> _Records supplied_
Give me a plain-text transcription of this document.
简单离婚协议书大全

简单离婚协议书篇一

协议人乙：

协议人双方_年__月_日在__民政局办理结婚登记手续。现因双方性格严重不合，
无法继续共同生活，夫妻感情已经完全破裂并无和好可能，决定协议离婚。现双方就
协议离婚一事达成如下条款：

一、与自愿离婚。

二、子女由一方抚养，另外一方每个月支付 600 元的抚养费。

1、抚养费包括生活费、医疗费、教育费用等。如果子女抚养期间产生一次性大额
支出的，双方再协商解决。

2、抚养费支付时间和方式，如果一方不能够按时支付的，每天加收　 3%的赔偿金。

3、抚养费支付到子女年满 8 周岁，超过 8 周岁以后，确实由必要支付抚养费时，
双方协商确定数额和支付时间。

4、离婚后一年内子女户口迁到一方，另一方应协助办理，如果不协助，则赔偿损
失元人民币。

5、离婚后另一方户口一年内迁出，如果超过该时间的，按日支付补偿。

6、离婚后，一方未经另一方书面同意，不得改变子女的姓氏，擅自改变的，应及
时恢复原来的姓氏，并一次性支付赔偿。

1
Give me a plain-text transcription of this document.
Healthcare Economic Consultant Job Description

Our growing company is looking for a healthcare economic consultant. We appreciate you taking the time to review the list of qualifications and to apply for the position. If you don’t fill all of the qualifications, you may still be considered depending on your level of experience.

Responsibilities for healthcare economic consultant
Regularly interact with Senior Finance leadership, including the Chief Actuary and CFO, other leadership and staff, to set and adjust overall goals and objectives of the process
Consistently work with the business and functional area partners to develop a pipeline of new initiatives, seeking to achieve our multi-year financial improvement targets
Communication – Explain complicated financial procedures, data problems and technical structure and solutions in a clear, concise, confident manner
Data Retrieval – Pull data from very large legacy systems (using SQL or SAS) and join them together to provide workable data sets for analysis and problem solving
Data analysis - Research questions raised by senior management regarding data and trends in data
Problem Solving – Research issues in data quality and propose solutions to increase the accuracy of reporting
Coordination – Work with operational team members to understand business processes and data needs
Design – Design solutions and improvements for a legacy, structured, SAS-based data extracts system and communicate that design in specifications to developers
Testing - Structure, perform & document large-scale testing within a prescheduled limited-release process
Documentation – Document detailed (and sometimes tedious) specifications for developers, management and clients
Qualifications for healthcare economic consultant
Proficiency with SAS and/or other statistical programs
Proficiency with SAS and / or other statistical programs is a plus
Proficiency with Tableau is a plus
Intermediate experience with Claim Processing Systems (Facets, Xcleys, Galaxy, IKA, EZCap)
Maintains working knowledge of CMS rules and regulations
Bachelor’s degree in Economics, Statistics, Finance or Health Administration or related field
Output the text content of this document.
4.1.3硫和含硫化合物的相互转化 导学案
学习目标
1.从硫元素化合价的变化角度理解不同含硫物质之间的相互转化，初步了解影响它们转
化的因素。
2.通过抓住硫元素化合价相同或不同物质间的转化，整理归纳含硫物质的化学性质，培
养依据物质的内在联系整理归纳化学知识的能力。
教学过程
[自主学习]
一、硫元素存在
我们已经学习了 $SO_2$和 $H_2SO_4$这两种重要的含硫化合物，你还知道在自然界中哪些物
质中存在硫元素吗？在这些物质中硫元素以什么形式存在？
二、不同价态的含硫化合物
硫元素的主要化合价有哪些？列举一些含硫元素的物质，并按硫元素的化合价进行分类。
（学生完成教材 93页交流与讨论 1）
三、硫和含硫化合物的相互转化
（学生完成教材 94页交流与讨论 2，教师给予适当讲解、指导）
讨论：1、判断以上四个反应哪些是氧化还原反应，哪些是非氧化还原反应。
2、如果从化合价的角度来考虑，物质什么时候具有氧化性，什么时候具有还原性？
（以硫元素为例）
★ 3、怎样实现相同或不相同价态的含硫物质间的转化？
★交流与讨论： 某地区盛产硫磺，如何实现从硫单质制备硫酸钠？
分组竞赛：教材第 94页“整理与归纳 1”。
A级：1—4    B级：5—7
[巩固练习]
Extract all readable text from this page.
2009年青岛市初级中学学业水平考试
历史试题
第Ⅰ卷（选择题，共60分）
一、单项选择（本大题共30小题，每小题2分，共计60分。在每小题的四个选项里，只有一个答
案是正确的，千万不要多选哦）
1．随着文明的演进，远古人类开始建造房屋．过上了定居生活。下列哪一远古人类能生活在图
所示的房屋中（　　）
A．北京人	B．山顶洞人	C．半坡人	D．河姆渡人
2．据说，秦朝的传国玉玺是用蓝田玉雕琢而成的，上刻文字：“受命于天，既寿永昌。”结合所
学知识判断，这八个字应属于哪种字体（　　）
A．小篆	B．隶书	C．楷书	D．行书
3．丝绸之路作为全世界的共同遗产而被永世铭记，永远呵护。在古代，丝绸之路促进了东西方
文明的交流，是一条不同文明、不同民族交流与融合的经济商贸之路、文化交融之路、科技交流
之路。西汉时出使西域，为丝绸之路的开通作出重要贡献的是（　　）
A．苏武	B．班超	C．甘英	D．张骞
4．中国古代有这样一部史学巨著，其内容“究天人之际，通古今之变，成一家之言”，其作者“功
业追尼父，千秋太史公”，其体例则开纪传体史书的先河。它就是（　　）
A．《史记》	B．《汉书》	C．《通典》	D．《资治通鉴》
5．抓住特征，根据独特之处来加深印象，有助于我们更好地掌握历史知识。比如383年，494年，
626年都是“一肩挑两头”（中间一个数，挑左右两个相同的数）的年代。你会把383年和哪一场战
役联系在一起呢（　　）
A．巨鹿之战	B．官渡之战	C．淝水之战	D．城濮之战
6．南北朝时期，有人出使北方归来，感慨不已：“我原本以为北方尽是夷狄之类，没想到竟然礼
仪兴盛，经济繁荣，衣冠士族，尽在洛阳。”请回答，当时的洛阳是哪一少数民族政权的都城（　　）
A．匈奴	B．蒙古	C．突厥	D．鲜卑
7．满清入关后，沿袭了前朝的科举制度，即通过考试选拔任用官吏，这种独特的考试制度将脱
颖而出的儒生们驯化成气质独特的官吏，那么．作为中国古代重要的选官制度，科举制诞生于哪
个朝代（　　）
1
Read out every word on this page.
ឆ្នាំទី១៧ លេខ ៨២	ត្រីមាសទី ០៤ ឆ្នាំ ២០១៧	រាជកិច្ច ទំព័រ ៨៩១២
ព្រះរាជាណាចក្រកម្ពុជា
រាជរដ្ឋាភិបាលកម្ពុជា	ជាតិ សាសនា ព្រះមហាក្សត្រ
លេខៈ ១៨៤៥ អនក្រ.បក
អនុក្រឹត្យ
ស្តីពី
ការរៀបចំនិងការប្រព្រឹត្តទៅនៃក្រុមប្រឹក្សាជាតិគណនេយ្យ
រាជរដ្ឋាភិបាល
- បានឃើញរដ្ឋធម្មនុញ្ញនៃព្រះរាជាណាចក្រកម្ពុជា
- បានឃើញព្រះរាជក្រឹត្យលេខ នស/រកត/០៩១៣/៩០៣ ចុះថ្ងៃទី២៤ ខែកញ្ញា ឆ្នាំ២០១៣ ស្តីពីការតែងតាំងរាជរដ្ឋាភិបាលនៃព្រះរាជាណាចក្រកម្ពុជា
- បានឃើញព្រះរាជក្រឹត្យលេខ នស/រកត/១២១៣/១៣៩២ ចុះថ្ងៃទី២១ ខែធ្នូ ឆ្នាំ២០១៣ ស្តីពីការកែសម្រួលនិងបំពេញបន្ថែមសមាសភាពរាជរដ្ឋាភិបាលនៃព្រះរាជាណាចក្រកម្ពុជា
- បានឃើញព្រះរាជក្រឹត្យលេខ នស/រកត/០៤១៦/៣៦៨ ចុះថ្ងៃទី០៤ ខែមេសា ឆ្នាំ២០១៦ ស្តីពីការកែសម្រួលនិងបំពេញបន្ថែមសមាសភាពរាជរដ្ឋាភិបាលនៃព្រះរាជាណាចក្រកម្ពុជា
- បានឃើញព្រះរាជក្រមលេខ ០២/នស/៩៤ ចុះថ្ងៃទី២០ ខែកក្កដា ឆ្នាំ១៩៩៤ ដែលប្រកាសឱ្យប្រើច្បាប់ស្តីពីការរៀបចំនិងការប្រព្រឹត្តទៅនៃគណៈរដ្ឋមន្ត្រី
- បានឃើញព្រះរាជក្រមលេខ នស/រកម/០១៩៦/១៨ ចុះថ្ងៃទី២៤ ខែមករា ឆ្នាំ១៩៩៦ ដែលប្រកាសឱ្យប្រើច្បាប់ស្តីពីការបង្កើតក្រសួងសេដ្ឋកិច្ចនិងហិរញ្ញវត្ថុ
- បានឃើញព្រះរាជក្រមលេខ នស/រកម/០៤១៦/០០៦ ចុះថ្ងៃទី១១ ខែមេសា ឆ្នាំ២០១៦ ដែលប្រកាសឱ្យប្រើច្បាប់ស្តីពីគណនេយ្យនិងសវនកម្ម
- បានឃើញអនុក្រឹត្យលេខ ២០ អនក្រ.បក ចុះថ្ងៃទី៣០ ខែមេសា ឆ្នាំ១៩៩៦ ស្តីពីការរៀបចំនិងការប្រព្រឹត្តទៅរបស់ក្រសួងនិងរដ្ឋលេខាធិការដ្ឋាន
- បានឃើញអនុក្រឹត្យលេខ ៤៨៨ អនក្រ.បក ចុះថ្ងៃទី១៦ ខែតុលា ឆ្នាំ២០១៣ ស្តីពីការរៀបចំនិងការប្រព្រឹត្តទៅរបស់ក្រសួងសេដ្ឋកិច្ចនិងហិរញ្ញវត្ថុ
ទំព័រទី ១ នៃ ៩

> _Given request_
Write down only the number of lines that contain the string "学生完成教材" in the listing.

> _In response_
2